* begin Material to process *
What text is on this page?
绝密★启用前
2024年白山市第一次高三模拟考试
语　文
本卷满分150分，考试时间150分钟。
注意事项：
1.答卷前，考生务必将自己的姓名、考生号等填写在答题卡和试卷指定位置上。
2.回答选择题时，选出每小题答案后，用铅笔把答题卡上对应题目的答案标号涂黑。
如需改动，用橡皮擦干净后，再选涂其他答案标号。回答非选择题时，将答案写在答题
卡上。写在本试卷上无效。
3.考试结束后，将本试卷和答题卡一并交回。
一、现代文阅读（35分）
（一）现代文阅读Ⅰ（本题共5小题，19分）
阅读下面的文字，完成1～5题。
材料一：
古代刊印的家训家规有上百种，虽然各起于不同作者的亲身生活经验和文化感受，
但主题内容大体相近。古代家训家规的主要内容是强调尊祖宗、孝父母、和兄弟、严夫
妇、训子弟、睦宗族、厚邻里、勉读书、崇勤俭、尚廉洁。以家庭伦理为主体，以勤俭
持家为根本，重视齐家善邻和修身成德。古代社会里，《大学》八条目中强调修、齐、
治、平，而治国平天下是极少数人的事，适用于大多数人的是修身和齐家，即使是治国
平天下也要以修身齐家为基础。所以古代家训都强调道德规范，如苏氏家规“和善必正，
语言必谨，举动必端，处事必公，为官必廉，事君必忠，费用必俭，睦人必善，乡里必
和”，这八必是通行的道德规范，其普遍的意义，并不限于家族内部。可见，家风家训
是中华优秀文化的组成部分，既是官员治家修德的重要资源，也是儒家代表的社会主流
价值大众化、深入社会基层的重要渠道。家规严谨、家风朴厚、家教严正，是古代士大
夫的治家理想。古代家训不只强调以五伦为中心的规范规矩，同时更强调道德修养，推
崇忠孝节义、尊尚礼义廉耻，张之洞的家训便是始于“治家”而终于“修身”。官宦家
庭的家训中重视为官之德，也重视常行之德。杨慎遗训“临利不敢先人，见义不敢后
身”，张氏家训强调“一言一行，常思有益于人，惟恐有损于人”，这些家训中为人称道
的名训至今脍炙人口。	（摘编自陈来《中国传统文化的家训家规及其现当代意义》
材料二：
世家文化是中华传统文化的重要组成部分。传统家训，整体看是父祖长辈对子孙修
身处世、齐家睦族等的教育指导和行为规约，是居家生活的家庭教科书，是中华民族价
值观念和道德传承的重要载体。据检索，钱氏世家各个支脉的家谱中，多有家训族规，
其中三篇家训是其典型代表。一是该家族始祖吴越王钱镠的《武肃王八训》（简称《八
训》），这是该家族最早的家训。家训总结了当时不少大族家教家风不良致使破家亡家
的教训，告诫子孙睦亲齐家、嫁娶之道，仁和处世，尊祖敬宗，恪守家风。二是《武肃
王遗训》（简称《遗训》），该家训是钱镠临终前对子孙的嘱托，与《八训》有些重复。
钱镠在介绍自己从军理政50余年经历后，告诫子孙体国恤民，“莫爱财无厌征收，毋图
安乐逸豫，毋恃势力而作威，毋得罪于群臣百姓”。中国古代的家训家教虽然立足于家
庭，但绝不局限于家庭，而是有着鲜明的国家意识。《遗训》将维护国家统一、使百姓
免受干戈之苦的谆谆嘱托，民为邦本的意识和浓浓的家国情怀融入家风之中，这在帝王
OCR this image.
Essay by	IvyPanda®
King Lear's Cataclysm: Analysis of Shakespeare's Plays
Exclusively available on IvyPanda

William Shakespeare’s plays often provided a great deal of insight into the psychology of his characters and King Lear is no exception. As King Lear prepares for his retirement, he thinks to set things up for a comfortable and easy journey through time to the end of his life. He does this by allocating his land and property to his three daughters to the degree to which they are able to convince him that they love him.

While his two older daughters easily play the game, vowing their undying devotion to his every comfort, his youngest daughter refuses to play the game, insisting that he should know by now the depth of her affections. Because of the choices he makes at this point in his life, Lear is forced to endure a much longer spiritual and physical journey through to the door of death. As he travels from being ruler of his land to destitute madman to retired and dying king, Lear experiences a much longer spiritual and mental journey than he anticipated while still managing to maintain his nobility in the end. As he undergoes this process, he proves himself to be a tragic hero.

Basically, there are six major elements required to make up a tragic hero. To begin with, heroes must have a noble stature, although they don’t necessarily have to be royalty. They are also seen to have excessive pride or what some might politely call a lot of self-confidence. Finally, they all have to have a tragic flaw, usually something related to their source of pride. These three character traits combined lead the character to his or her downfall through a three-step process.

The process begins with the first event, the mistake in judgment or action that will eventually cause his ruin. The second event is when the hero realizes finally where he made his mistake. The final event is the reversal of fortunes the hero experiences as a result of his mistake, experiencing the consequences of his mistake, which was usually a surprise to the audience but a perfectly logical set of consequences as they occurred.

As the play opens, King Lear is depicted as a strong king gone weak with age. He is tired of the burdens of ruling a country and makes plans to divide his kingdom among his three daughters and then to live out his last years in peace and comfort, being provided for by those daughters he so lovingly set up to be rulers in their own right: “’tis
* end Material to process *
#### Written problem:
Write out the records shown above, exactly as they appear.

#### Answer in full:
What text is on this page?
绝密★启用前
2024年白山市第一次高三模拟考试
语　文
本卷满分150分，考试时间150分钟。
注意事项：
1.答卷前，考生务必将自己的姓名、考生号等填写在答题卡和试卷指定位置上。
2.回答选择题时，选出每小题答案后，用铅笔把答题卡上对应题目的答案标号涂黑。
如需改动，用橡皮擦干净后，再选涂其他答案标号。回答非选择题时，将答案写在答题
卡上。写在本试卷上无效。
3.考试结束后，将本试卷和答题卡一并交回。
一、现代文阅读（35分）
（一）现代文阅读Ⅰ（本题共5小题，19分）
阅读下面的文字，完成1～5题。
材料一：
古代刊印的家训家规有上百种，虽然各起于不同作者的亲身生活经验和文化感受，
但主题内容大体相近。古代家训家规的主要内容是强调尊祖宗、孝父母、和兄弟、严夫
妇、训子弟、睦宗族、厚邻里、勉读书、崇勤俭、尚廉洁。以家庭伦理为主体，以勤俭
持家为根本，重视齐家善邻和修身成德。古代社会里，《大学》八条目中强调修、齐、
治、平，而治国平天下是极少数人的事，适用于大多数人的是修身和齐家，即使是治国
平天下也要以修身齐家为基础。所以古代家训都强调道德规范，如苏氏家规“和善必正，
语言必谨，举动必端，处事必公，为官必廉，事君必忠，费用必俭，睦人必善，乡里必
和”，这八必是通行的道德规范，其普遍的意义，并不限于家族内部。可见，家风家训
是中华优秀文化的组成部分，既是官员治家修德的重要资源，也是儒家代表的社会主流
价值大众化、深入社会基层的重要渠道。家规严谨、家风朴厚、家教严正，是古代士大
夫的治家理想。古代家训不只强调以五伦为中心的规范规矩，同时更强调道德修养，推
崇忠孝节义、尊尚礼义廉耻，张之洞的家训便是始于“治家”而终于“修身”。官宦家
庭的家训中重视为官之德，也重视常行之德。杨慎遗训“临利不敢先人，见义不敢后
身”，张氏家训强调“一言一行，常思有益于人，惟恐有损于人”，这些家训中为人称道
的名训至今脍炙人口。	（摘编自陈来《中国传统文化的家训家规及其现当代意义》
材料二：
世家文化是中华传统文化的重要组成部分。传统家训，整体看是父祖长辈对子孙修
身处世、齐家睦族等的教育指导和行为规约，是居家生活的家庭教科书，是中华民族价
值观念和道德传承的重要载体。据检索，钱氏世家各个支脉的家谱中，多有家训族规，
其中三篇家训是其典型代表。一是该家族始祖吴越王钱镠的《武肃王八训》（简称《八
训》），这是该家族最早的家训。家训总结了当时不少大族家教家风不良致使破家亡家
的教训，告诫子孙睦亲齐家、嫁娶之道，仁和处世，尊祖敬宗，恪守家风。二是《武肃
王遗训》（简称《遗训》），该家训是钱镠临终前对子孙的嘱托，与《八训》有些重复。
钱镠在介绍自己从军理政50余年经历后，告诫子孙体国恤民，“莫爱财无厌征收，毋图
安乐逸豫，毋恃势力而作威，毋得罪于群臣百姓”。中国古代的家训家教虽然立足于家
庭，但绝不局限于家庭，而是有着鲜明的国家意识。《遗训》将维护国家统一、使百姓
免受干戈之苦的谆谆嘱托，民为邦本的意识和浓浓的家国情怀融入家风之中，这在帝王
OCR this image.
Essay by	IvyPanda®
King Lear's Cataclysm: Analysis of Shakespeare's Plays
Exclusively available on IvyPanda

William Shakespeare’s plays often provided a great deal of insight into the psychology of his characters and King Lear is no exception. As King Lear prepares for his retirement, he thinks to set things up for a comfortable and easy journey through time to the end of his life. He does this by allocating his land and property to his three daughters to the degree to which they are able to convince him that they love him.

While his two older daughters easily play the game, vowing their undying devotion to his every comfort, his youngest daughter refuses to play the game, insisting that he should know by now the depth of her affections. Because of the choices he makes at this point in his life, Lear is forced to endure a much longer spiritual and physical journey through to the door of death. As he travels from being ruler of his land to destitute madman to retired and dying king, Lear experiences a much longer spiritual and mental journey than he anticipated while still managing to maintain his nobility in the end. As he undergoes this process, he proves himself to be a tragic hero.

Basically, there are six major elements required to make up a tragic hero. To begin with, heroes must have a noble stature, although they don’t necessarily have to be royalty. They are also seen to have excessive pride or what some might politely call a lot of self-confidence. Finally, they all have to have a tragic flaw, usually something related to their source of pride. These three character traits combined lead the character to his or her downfall through a three-step process.

The process begins with the first event, the mistake in judgment or action that will eventually cause his ruin. The second event is when the hero realizes finally where he made his mistake. The final event is the reversal of fortunes the hero experiences as a result of his mistake, experiencing the consequences of his mistake, which was usually a surprise to the audience but a perfectly logical set of consequences as they occurred.

As the play opens, King Lear is depicted as a strong king gone weak with age. He is tired of the burdens of ruling a country and makes plans to divide his kingdom among his three daughters and then to live out his last years in peace and comfort, being provided for by those daughters he so lovingly set up to be rulers in their own right: “’tis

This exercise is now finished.